--- Text content records for pages ---
....

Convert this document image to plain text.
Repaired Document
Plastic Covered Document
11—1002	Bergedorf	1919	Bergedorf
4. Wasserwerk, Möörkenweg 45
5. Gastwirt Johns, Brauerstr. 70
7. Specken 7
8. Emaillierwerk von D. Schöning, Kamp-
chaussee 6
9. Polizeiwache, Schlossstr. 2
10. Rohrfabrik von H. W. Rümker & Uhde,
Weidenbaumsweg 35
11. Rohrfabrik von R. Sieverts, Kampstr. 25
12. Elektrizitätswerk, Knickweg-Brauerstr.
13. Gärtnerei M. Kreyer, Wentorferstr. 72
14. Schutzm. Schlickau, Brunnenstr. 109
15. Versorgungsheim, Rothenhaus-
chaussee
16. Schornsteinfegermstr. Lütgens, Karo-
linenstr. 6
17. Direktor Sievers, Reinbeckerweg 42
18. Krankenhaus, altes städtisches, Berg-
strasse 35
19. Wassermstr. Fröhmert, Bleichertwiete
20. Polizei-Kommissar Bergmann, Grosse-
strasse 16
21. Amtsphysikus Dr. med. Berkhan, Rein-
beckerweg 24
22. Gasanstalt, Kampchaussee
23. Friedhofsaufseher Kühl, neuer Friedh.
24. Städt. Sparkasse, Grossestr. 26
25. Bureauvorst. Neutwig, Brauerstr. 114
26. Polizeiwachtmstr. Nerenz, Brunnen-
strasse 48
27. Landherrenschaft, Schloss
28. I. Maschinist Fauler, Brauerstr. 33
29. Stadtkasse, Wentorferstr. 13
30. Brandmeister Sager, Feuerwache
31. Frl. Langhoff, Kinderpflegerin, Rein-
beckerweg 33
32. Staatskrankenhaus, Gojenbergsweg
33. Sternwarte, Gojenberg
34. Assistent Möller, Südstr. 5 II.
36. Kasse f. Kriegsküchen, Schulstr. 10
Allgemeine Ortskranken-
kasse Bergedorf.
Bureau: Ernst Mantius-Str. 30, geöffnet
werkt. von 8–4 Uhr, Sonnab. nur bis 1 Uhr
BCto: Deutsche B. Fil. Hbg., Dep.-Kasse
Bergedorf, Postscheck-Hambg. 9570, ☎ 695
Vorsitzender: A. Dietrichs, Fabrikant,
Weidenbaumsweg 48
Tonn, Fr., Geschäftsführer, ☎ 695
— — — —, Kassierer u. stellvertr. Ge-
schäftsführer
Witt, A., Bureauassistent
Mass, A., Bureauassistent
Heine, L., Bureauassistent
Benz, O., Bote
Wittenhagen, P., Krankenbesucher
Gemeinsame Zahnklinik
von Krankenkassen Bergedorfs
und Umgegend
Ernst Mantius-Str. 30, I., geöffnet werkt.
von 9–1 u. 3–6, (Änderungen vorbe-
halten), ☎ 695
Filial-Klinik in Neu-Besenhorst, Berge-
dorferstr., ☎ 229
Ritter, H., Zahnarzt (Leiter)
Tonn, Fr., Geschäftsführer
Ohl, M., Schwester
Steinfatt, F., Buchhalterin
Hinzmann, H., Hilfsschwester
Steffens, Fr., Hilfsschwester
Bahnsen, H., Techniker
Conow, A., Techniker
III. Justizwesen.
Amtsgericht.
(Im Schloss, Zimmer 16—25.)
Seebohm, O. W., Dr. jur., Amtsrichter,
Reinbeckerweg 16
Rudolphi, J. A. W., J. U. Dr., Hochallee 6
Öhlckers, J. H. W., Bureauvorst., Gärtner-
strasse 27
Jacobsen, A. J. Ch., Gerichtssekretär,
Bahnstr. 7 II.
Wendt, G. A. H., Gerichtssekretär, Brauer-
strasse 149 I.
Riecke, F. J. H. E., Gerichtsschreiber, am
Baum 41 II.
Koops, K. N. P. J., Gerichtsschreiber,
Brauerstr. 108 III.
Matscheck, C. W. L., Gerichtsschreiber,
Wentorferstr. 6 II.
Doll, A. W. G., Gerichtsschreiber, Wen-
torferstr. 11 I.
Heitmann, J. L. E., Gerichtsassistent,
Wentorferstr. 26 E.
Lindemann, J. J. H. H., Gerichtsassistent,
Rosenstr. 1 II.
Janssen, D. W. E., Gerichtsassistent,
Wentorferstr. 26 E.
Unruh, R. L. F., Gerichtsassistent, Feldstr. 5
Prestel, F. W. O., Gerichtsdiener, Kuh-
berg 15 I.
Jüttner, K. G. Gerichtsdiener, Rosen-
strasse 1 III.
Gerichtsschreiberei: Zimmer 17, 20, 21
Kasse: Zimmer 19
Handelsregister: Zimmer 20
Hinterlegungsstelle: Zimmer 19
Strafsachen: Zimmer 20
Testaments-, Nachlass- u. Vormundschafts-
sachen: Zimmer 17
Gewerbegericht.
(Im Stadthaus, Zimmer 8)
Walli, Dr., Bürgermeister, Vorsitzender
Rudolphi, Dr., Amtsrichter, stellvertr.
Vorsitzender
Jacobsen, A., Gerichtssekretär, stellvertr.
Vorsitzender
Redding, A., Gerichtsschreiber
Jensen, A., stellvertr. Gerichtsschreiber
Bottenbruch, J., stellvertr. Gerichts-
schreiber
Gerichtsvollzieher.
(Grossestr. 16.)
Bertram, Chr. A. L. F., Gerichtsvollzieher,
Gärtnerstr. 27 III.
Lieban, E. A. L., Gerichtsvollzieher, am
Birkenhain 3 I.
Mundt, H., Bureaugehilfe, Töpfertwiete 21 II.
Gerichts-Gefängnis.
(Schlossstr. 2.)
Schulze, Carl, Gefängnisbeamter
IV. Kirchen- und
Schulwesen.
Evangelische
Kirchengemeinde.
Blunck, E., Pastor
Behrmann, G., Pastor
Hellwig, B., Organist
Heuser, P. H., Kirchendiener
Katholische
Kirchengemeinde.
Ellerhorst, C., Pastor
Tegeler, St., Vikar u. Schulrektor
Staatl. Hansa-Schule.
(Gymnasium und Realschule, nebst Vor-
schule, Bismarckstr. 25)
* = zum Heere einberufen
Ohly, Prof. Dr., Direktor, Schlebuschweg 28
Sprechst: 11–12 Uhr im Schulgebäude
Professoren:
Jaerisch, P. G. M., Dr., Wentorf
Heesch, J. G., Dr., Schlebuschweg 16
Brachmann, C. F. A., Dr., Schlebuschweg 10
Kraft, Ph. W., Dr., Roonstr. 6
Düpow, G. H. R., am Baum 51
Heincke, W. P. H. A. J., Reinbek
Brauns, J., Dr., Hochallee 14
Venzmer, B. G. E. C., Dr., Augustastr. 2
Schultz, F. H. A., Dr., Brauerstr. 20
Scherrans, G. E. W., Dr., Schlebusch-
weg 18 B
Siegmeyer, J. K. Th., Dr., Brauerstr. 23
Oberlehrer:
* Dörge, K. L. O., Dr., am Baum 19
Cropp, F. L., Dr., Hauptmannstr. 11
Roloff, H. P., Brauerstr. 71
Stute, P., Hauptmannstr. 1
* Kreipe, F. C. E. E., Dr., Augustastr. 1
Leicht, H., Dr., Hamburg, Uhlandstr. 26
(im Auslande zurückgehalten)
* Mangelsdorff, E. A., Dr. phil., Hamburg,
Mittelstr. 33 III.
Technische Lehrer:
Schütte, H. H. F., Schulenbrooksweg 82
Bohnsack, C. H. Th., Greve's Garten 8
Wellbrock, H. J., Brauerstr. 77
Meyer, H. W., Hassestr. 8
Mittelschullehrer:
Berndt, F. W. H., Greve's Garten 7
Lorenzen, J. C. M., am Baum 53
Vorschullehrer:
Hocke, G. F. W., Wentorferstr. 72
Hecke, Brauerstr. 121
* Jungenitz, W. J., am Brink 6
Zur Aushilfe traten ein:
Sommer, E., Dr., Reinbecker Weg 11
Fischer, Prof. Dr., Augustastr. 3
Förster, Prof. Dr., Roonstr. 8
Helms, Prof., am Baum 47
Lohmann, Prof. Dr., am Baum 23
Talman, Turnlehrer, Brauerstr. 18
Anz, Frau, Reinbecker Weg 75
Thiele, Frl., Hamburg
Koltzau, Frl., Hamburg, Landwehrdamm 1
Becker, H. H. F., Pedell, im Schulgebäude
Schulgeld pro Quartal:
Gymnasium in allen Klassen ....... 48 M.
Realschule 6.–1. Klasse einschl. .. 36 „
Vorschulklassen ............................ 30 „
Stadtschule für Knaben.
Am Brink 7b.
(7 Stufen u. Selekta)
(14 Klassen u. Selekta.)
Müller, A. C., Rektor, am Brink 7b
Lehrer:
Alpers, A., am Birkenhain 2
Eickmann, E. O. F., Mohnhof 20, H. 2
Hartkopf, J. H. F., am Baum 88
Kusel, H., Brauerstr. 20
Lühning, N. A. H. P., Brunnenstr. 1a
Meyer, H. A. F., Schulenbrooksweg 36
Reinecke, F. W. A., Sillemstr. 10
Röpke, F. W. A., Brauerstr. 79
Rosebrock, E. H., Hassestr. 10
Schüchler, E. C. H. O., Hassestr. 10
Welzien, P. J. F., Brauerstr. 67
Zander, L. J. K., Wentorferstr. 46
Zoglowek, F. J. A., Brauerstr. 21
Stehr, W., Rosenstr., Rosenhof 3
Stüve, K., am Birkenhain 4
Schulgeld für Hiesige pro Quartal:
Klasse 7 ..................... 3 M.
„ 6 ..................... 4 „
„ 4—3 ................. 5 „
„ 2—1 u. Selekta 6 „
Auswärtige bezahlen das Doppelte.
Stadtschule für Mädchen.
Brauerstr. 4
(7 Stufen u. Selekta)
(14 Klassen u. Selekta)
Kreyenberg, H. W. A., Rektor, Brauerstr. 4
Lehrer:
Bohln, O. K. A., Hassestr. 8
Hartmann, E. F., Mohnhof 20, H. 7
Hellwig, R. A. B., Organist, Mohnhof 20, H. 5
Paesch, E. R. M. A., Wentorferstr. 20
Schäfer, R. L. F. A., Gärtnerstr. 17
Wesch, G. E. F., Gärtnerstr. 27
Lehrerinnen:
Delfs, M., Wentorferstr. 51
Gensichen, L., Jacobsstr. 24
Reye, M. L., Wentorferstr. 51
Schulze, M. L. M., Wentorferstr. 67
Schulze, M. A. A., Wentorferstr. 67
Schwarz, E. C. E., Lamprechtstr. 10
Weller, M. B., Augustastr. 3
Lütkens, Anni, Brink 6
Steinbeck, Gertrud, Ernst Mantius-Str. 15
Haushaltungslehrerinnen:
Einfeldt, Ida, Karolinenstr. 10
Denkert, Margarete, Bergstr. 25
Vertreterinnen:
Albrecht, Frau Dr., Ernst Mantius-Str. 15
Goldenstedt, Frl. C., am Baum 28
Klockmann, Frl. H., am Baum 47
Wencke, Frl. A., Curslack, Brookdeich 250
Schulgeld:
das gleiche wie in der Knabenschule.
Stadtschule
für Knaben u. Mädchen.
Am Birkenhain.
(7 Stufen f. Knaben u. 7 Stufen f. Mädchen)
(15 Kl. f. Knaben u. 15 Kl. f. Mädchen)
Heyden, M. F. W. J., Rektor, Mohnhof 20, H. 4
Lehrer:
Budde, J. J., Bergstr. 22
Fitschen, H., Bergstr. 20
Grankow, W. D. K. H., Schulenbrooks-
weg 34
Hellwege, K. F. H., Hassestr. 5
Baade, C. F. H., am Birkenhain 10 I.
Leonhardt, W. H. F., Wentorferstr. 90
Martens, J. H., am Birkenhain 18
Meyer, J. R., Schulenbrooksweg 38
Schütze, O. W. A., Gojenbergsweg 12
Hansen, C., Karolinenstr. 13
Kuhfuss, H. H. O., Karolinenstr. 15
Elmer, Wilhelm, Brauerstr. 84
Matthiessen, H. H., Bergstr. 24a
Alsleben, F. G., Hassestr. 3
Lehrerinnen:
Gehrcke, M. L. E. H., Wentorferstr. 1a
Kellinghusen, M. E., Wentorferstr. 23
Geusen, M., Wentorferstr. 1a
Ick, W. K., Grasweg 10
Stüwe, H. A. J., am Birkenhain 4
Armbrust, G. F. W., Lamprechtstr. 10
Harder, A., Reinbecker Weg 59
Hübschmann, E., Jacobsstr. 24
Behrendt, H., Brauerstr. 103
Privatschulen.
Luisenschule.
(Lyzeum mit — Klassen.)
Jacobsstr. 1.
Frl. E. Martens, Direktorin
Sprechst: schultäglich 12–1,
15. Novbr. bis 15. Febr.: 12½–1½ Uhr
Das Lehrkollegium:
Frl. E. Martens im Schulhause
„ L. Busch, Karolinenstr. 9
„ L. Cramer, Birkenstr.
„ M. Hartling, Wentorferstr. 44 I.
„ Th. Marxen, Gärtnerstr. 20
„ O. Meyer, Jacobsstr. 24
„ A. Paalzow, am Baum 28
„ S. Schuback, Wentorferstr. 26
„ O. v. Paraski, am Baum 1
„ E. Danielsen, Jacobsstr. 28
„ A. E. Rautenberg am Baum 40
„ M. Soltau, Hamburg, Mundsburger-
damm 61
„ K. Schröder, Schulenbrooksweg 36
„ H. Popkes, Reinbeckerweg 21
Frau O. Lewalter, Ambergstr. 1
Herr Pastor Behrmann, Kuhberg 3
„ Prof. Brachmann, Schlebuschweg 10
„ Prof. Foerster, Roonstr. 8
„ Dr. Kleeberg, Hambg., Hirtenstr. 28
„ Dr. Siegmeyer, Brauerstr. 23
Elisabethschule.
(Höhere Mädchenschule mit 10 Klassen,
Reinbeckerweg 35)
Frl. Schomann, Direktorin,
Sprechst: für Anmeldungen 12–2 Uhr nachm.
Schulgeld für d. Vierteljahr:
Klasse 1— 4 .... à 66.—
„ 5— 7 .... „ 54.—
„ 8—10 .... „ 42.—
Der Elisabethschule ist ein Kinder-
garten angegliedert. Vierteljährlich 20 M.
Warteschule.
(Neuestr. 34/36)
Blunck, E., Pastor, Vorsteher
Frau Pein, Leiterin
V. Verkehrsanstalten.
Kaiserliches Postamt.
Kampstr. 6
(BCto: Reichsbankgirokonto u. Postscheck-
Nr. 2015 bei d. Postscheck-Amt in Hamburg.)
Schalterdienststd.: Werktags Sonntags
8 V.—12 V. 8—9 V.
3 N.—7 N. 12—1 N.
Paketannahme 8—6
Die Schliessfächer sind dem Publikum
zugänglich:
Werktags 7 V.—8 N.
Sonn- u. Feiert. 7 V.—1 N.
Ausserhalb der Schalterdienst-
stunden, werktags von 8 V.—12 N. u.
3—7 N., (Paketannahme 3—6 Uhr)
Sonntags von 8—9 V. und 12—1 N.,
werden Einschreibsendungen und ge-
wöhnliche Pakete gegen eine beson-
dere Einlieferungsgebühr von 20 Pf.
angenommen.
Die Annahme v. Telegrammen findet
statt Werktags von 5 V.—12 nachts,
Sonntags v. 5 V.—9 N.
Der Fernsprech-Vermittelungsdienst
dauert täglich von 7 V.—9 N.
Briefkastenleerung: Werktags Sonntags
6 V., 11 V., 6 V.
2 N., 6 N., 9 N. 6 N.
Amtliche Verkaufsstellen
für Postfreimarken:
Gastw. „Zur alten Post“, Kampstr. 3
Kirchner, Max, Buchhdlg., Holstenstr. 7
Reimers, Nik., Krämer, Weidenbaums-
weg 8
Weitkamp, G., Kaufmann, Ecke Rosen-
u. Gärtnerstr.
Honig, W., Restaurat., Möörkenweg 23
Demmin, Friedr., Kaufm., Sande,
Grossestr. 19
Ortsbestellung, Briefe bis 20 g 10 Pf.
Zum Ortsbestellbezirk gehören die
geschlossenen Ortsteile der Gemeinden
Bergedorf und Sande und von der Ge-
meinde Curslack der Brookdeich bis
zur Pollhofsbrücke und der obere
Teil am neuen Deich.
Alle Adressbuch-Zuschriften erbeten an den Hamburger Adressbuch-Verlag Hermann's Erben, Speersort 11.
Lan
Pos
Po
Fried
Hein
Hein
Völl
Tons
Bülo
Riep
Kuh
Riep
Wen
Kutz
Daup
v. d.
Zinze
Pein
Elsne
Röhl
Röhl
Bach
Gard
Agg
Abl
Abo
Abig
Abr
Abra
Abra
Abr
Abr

....

--- REQUIREMENT ---
All lines with the word "Schlebuschweg" need to be copied from the data above.

--- TASK RESULT ---
Ohly, Prof. Dr., Direktor, Schlebuschweg 28
Heesch, J. G., Dr., Schlebuschweg 16
Brachmann, C. F. A., Dr., Schlebuschweg 10
„ Prof. Brachmann, Schlebuschweg 10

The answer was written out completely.